# What you are asked to do
Quote the entries in full, character for character, without their images.
------ Data entries ------
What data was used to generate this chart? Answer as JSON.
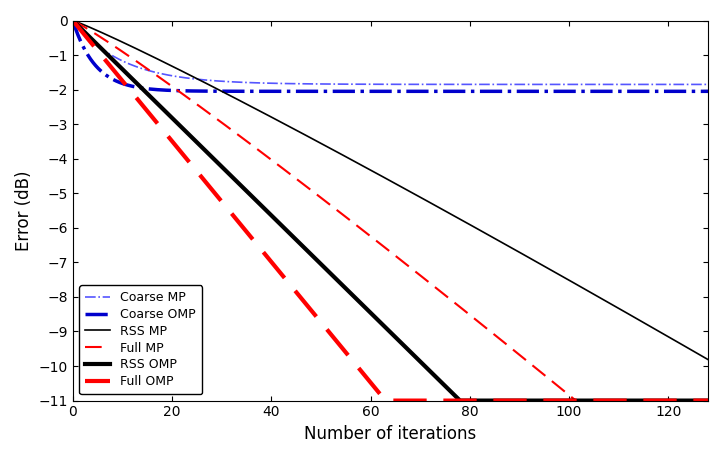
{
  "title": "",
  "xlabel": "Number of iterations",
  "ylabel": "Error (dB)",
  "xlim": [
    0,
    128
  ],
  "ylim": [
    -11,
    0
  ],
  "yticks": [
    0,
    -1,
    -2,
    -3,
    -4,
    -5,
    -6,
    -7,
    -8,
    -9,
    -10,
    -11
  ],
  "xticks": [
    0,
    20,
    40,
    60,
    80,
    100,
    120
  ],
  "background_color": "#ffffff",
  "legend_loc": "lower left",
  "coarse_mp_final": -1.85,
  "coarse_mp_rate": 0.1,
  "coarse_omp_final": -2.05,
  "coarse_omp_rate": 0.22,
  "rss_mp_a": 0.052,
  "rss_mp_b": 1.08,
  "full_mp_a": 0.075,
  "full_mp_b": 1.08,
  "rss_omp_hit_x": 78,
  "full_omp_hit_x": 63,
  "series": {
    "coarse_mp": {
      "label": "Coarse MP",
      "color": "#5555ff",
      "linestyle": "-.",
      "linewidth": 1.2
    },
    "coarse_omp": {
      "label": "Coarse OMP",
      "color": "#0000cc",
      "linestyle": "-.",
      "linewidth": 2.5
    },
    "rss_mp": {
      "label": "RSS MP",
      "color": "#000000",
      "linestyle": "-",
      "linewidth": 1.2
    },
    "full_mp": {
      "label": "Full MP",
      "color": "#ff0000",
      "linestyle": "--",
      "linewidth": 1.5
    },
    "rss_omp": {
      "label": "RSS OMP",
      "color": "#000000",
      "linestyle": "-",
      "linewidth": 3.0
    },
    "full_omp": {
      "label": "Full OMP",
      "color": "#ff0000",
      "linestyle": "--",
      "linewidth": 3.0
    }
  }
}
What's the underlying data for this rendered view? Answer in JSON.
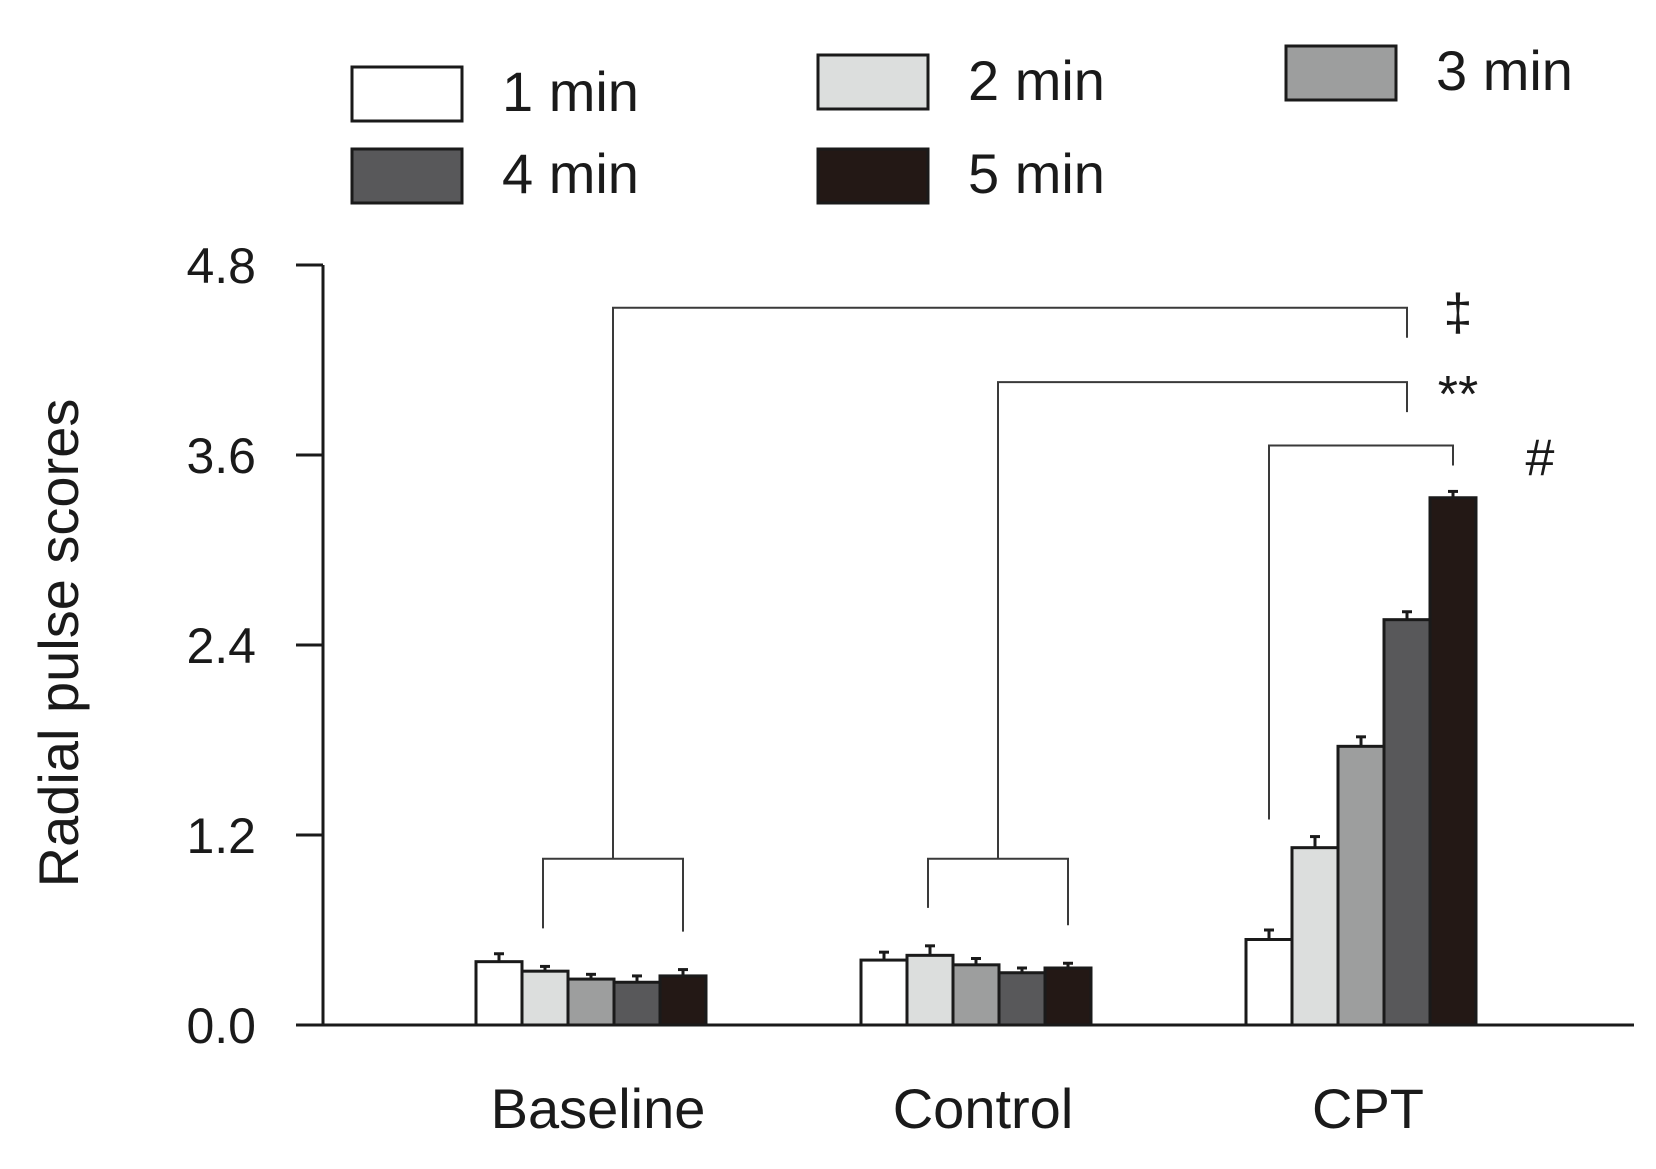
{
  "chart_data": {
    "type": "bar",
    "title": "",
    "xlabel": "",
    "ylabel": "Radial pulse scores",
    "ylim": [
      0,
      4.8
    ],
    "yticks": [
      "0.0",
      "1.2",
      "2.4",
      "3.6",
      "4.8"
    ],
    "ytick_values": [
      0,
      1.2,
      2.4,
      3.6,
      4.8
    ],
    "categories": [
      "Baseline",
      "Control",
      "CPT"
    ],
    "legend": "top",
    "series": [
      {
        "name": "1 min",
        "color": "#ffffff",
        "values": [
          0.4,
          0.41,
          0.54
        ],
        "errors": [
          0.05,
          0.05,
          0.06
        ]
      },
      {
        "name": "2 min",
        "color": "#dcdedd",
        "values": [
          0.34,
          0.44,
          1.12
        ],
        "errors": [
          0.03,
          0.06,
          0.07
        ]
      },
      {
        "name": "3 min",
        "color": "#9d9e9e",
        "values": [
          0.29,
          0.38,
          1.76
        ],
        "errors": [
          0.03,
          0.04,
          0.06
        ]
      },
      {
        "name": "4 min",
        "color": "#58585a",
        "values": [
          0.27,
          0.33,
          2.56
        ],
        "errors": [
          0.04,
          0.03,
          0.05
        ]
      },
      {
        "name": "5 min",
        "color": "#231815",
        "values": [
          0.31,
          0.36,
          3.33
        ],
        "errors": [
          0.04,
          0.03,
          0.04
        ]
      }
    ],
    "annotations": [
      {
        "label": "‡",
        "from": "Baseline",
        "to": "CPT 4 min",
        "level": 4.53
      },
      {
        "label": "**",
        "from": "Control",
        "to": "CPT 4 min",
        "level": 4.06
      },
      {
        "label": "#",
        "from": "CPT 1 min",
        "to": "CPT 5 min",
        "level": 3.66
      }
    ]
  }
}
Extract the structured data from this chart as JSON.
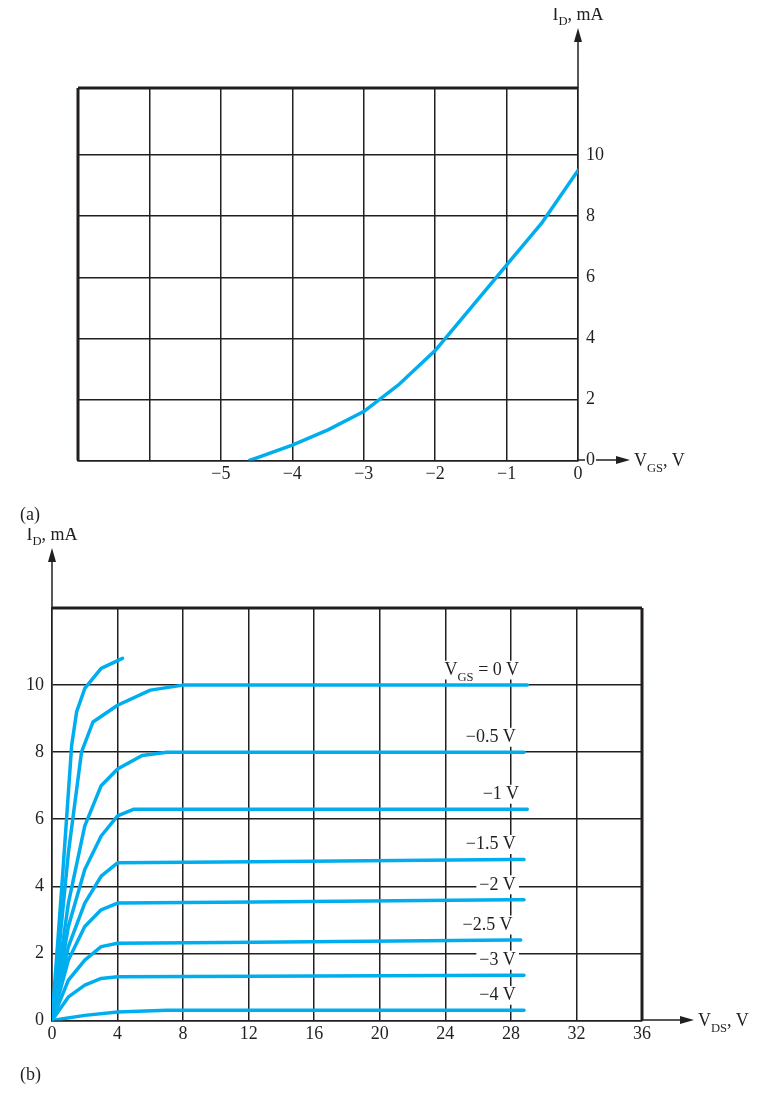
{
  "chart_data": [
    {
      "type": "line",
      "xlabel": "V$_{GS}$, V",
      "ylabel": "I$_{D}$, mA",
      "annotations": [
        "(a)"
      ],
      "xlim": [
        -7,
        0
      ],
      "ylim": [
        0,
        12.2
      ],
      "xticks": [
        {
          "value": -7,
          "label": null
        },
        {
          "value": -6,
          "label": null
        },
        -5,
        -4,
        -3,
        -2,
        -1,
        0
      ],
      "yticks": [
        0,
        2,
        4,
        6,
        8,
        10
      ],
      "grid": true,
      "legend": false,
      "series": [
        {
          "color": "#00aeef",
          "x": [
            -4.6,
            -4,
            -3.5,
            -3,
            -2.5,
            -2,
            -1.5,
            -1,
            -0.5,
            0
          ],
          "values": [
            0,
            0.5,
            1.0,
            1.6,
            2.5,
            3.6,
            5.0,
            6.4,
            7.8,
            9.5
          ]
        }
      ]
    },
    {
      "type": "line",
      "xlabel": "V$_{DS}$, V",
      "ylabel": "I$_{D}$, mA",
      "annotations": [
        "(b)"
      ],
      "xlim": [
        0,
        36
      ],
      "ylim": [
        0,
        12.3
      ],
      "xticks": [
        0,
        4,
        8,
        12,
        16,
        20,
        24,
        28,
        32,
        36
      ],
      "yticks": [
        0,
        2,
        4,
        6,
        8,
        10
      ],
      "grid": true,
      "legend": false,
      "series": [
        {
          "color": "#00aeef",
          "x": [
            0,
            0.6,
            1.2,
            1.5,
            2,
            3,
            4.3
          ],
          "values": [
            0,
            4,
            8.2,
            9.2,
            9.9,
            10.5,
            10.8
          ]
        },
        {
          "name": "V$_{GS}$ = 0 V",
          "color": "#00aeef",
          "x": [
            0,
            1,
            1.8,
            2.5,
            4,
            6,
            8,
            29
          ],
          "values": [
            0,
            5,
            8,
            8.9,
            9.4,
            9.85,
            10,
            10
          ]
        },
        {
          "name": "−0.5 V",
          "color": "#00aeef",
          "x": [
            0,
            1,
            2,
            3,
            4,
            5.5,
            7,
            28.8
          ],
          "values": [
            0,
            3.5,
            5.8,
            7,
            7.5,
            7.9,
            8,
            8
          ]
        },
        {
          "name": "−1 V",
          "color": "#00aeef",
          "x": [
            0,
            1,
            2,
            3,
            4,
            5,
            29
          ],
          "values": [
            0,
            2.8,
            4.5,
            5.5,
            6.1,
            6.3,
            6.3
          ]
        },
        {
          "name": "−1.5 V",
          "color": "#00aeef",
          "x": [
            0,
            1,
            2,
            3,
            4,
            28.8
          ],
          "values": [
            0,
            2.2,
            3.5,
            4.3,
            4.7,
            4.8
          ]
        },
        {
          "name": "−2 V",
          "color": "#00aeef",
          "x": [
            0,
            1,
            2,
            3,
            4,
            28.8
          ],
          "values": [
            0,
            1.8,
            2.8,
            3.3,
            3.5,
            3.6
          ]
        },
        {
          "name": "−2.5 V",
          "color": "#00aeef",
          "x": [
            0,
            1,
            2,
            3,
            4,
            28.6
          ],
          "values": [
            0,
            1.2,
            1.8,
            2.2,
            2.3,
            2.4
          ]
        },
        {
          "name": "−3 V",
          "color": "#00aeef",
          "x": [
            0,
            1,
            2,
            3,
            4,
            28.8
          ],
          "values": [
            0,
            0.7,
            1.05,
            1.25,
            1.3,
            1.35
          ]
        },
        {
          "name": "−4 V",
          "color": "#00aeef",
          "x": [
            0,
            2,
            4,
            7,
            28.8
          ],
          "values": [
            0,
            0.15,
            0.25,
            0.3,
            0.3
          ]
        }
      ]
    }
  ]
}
------
# Finished task
What data was used to generate this chart? Answer as JSON.
{
  "title": "",
  "xlabel": "Number of iterations",
  "ylabel": "Error (dB)",
  "xlim": [
    0,
    128
  ],
  "ylim": [
    -11,
    0
  ],
  "yticks": [
    0,
    -1,
    -2,
    -3,
    -4,
    -5,
    -6,
    -7,
    -8,
    -9,
    -10,
    -11
  ],
  "xticks": [
    0,
    20,
    40,
    60,
    80,
    100,
    120
  ],
  "background_color": "#ffffff",
  "legend_loc": "lower left",
  "coarse_mp_final": -1.85,
  "coarse_mp_rate": 0.1,
  "coarse_omp_final": -2.05,
  "coarse_omp_rate": 0.22,
  "rss_mp_a": 0.052,
  "rss_mp_b": 1.08,
  "full_mp_a": 0.075,
  "full_mp_b": 1.08,
  "rss_omp_hit_x": 78,
  "full_omp_hit_x": 63,
  "series": {
    "coarse_mp": {
      "label": "Coarse MP",
      "color": "#5555ff",
      "linestyle": "-.",
      "linewidth": 1.2
    },
    "coarse_omp": {
      "label": "Coarse OMP",
      "color": "#0000cc",
      "linestyle": "-.",
      "linewidth": 2.5
    },
    "rss_mp": {
      "label": "RSS MP",
      "color": "#000000",
      "linestyle": "-",
      "linewidth": 1.2
    },
    "full_mp": {
      "label": "Full MP",
      "color": "#ff0000",
      "linestyle": "--",
      "linewidth": 1.5
    },
    "rss_omp": {
      "label": "RSS OMP",
      "color": "#000000",
      "linestyle": "-",
      "linewidth": 3.0
    },
    "full_omp": {
      "label": "Full OMP",
      "color": "#ff0000",
      "linestyle": "--",
      "linewidth": 3.0
    }
  }
}
What's the underlying data for this rendered view? Answer in JSON.
{
  "chart_data": {
    "type": "bar",
    "title": "",
    "xlabel": "",
    "ylabel": "Radial pulse scores",
    "ylim": [
      0,
      4.8
    ],
    "yticks": [
      "0.0",
      "1.2",
      "2.4",
      "3.6",
      "4.8"
    ],
    "ytick_values": [
      0,
      1.2,
      2.4,
      3.6,
      4.8
    ],
    "categories": [
      "Baseline",
      "Control",
      "CPT"
    ],
    "legend": "top",
    "series": [
      {
        "name": "1 min",
        "color": "#ffffff",
        "values": [
          0.4,
          0.41,
          0.54
        ],
        "errors": [
          0.05,
          0.05,
          0.06
        ]
      },
      {
        "name": "2 min",
        "color": "#dcdedd",
        "values": [
          0.34,
          0.44,
          1.12
        ],
        "errors": [
          0.03,
          0.06,
          0.07
        ]
      },
      {
        "name": "3 min",
        "color": "#9d9e9e",
        "values": [
          0.29,
          0.38,
          1.76
        ],
        "errors": [
          0.03,
          0.04,
          0.06
        ]
      },
      {
        "name": "4 min",
        "color": "#58585a",
        "values": [
          0.27,
          0.33,
          2.56
        ],
        "errors": [
          0.04,
          0.03,
          0.05
        ]
      },
      {
        "name": "5 min",
        "color": "#231815",
        "values": [
          0.31,
          0.36,
          3.33
        ],
        "errors": [
          0.04,
          0.03,
          0.04
        ]
      }
    ],
    "annotations": [
      {
        "label": "‡",
        "from": "Baseline",
        "to": "CPT 4 min",
        "level": 4.53
      },
      {
        "label": "**",
        "from": "Control",
        "to": "CPT 4 min",
        "level": 4.06
      },
      {
        "label": "#",
        "from": "CPT 1 min",
        "to": "CPT 5 min",
        "level": 3.66
      }
    ]
  }
}
Extract the structured data from this chart as JSON.
{
  "chart_data": [
    {
      "type": "line",
      "xlabel": "V$_{GS}$, V",
      "ylabel": "I$_{D}$, mA",
      "annotations": [
        "(a)"
      ],
      "xlim": [
        -7,
        0
      ],
      "ylim": [
        0,
        12.2
      ],
      "xticks": [
        {
          "value": -7,
          "label": null
        },
        {
          "value": -6,
          "label": null
        },
        -5,
        -4,
        -3,
        -2,
        -1,
        0
      ],
      "yticks": [
        0,
        2,
        4,
        6,
        8,
        10
      ],
      "grid": true,
      "legend": false,
      "series": [
        {
          "color": "#00aeef",
          "x": [
            -4.6,
            -4,
            -3.5,
            -3,
            -2.5,
            -2,
            -1.5,
            -1,
            -0.5,
            0
          ],
          "values": [
            0,
            0.5,
            1.0,
            1.6,
            2.5,
            3.6,
            5.0,
            6.4,
            7.8,
            9.5
          ]
        }
      ]
    },
    {
      "type": "line",
      "xlabel": "V$_{DS}$, V",
      "ylabel": "I$_{D}$, mA",
      "annotations": [
        "(b)"
      ],
      "xlim": [
        0,
        36
      ],
      "ylim": [
        0,
        12.3
      ],
      "xticks": [
        0,
        4,
        8,
        12,
        16,
        20,
        24,
        28,
        32,
        36
      ],
      "yticks": [
        0,
        2,
        4,
        6,
        8,
        10
      ],
      "grid": true,
      "legend": false,
      "series": [
        {
          "color": "#00aeef",
          "x": [
            0,
            0.6,
            1.2,
            1.5,
            2,
            3,
            4.3
          ],
          "values": [
            0,
            4,
            8.2,
            9.2,
            9.9,
            10.5,
            10.8
          ]
        },
        {
          "name": "V$_{GS}$ = 0 V",
          "color": "#00aeef",
          "x": [
            0,
            1,
            1.8,
            2.5,
            4,
            6,
            8,
            29
          ],
          "values": [
            0,
            5,
            8,
            8.9,
            9.4,
            9.85,
            10,
            10
          ]
        },
        {
          "name": "−0.5 V",
          "color": "#00aeef",
          "x": [
            0,
            1,
            2,
            3,
            4,
            5.5,
            7,
            28.8
          ],
          "values": [
            0,
            3.5,
            5.8,
            7,
            7.5,
            7.9,
            8,
            8
          ]
        },
        {
          "name": "−1 V",
          "color": "#00aeef",
          "x": [
            0,
            1,
            2,
            3,
            4,
            5,
            29
          ],
          "values": [
            0,
            2.8,
            4.5,
            5.5,
            6.1,
            6.3,
            6.3
          ]
        },
        {
          "name": "−1.5 V",
          "color": "#00aeef",
          "x": [
            0,
            1,
            2,
            3,
            4,
            28.8
          ],
          "values": [
            0,
            2.2,
            3.5,
            4.3,
            4.7,
            4.8
          ]
        },
        {
          "name": "−2 V",
          "color": "#00aeef",
          "x": [
            0,
            1,
            2,
            3,
            4,
            28.8
          ],
          "values": [
            0,
            1.8,
            2.8,
            3.3,
            3.5,
            3.6
          ]
        },
        {
          "name": "−2.5 V",
          "color": "#00aeef",
          "x": [
            0,
            1,
            2,
            3,
            4,
            28.6
          ],
          "values": [
            0,
            1.2,
            1.8,
            2.2,
            2.3,
            2.4
          ]
        },
        {
          "name": "−3 V",
          "color": "#00aeef",
          "x": [
            0,
            1,
            2,
            3,
            4,
            28.8
          ],
          "values": [
            0,
            0.7,
            1.05,
            1.25,
            1.3,
            1.35
          ]
        },
        {
          "name": "−4 V",
          "color": "#00aeef",
          "x": [
            0,
            2,
            4,
            7,
            28.8
          ],
          "values": [
            0,
            0.15,
            0.25,
            0.3,
            0.3
          ]
        }
      ]
    }
  ]
}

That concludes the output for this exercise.